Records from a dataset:
============================================================
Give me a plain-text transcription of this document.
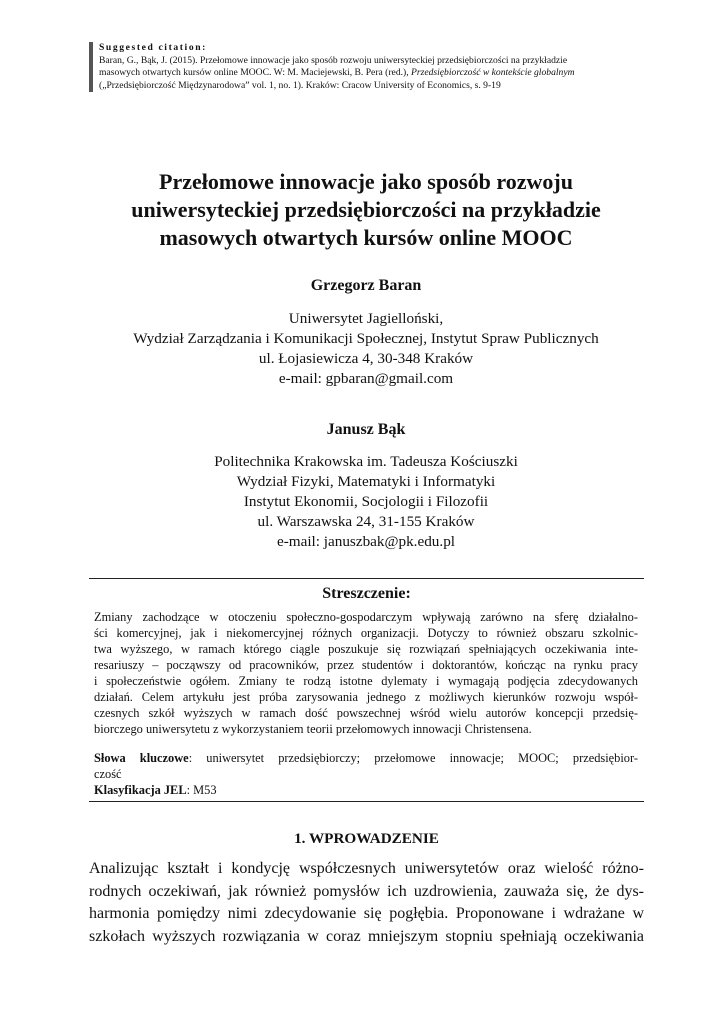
Suggested citation:
Baran, G., Bąk, J. (2015). Przełomowe innowacje jako sposób rozwoju uniwersyteckiej przedsiębiorczości na przykładzie
masowych otwartych kursów online MOOC. W: M. Maciejewski, B. Pera (red.), Przedsiębiorczość w kontekście globalnym
(„Przedsiębiorczość Międzynarodowa” vol. 1, no. 1). Kraków: Cracow University of Economics, s. 9-19
Przełomowe innowacje jako sposób rozwoju
uniwersyteckiej przedsiębiorczości na przykładzie
masowych otwartych kursów online MOOC
Grzegorz Baran
Uniwersytet Jagielloński,
Wydział Zarządzania i Komunikacji Społecznej, Instytut Spraw Publicznych
ul. Łojasiewicza 4, 30-348 Kraków
e-mail: gpbaran@gmail.com
Janusz Bąk
Politechnika Krakowska im. Tadeusza Kościuszki
Wydział Fizyki, Matematyki i Informatyki
Instytut Ekonomii, Socjologii i Filozofii
ul. Warszawska 24, 31-155 Kraków
e-mail: januszbak@pk.edu.pl
Streszczenie:
Zmiany zachodzące w otoczeniu społeczno-gospodarczym wpływają zarówno na sferę działalno-
ści komercyjnej, jak i niekomercyjnej różnych organizacji. Dotyczy to również obszaru szkolnic-
twa wyższego, w ramach którego ciągle poszukuje się rozwiązań spełniających oczekiwania inte-
resariuszy – począwszy od pracowników, przez studentów i doktorantów, kończąc na rynku pracy
i społeczeństwie ogółem. Zmiany te rodzą istotne dylematy i wymagają podjęcia zdecydowanych
działań. Celem artykułu jest próba zarysowania jednego z możliwych kierunków rozwoju współ-
czesnych szkół wyższych w ramach dość powszechnej wśród wielu autorów koncepcji przedsię-
biorczego uniwersytetu z wykorzystaniem teorii przełomowych innowacji Christensena.
Słowa kluczowe: uniwersytet przedsiębiorczy; przełomowe innowacje; MOOC; przedsiębior-
czość
Klasyfikacja JEL: M53
1. WPROWADZENIE
Analizując kształt i kondycję współczesnych uniwersytetów oraz wielość różno-
rodnych oczekiwań, jak również pomysłów ich uzdrowienia, zauważa się, że dys-
harmonia pomiędzy nimi zdecydowanie się pogłębia. Proponowane i wdrażane w
szkołach wyższych rozwiązania w coraz mniejszym stopniu spełniają oczekiwania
============================================================
- [Stated goal]: Leaving aside the images, write out the entries above word for word.

- [Task output]:
Give me a plain-text transcription of this document.
Suggested citation:
Baran, G., Bąk, J. (2015). Przełomowe innowacje jako sposób rozwoju uniwersyteckiej przedsiębiorczości na przykładzie
masowych otwartych kursów online MOOC. W: M. Maciejewski, B. Pera (red.), Przedsiębiorczość w kontekście globalnym
(„Przedsiębiorczość Międzynarodowa” vol. 1, no. 1). Kraków: Cracow University of Economics, s. 9-19
Przełomowe innowacje jako sposób rozwoju
uniwersyteckiej przedsiębiorczości na przykładzie
masowych otwartych kursów online MOOC
Grzegorz Baran
Uniwersytet Jagielloński,
Wydział Zarządzania i Komunikacji Społecznej, Instytut Spraw Publicznych
ul. Łojasiewicza 4, 30-348 Kraków
e-mail: gpbaran@gmail.com
Janusz Bąk
Politechnika Krakowska im. Tadeusza Kościuszki
Wydział Fizyki, Matematyki i Informatyki
Instytut Ekonomii, Socjologii i Filozofii
ul. Warszawska 24, 31-155 Kraków
e-mail: januszbak@pk.edu.pl
Streszczenie:
Zmiany zachodzące w otoczeniu społeczno-gospodarczym wpływają zarówno na sferę działalno-
ści komercyjnej, jak i niekomercyjnej różnych organizacji. Dotyczy to również obszaru szkolnic-
twa wyższego, w ramach którego ciągle poszukuje się rozwiązań spełniających oczekiwania inte-
resariuszy – począwszy od pracowników, przez studentów i doktorantów, kończąc na rynku pracy
i społeczeństwie ogółem. Zmiany te rodzą istotne dylematy i wymagają podjęcia zdecydowanych
działań. Celem artykułu jest próba zarysowania jednego z możliwych kierunków rozwoju współ-
czesnych szkół wyższych w ramach dość powszechnej wśród wielu autorów koncepcji przedsię-
biorczego uniwersytetu z wykorzystaniem teorii przełomowych innowacji Christensena.
Słowa kluczowe: uniwersytet przedsiębiorczy; przełomowe innowacje; MOOC; przedsiębior-
czość
Klasyfikacja JEL: M53
1. WPROWADZENIE
Analizując kształt i kondycję współczesnych uniwersytetów oraz wielość różno-
rodnych oczekiwań, jak również pomysłów ich uzdrowienia, zauważa się, że dys-
harmonia pomiędzy nimi zdecydowanie się pogłębia. Proponowane i wdrażane w
szkołach wyższych rozwiązania w coraz mniejszym stopniu spełniają oczekiwania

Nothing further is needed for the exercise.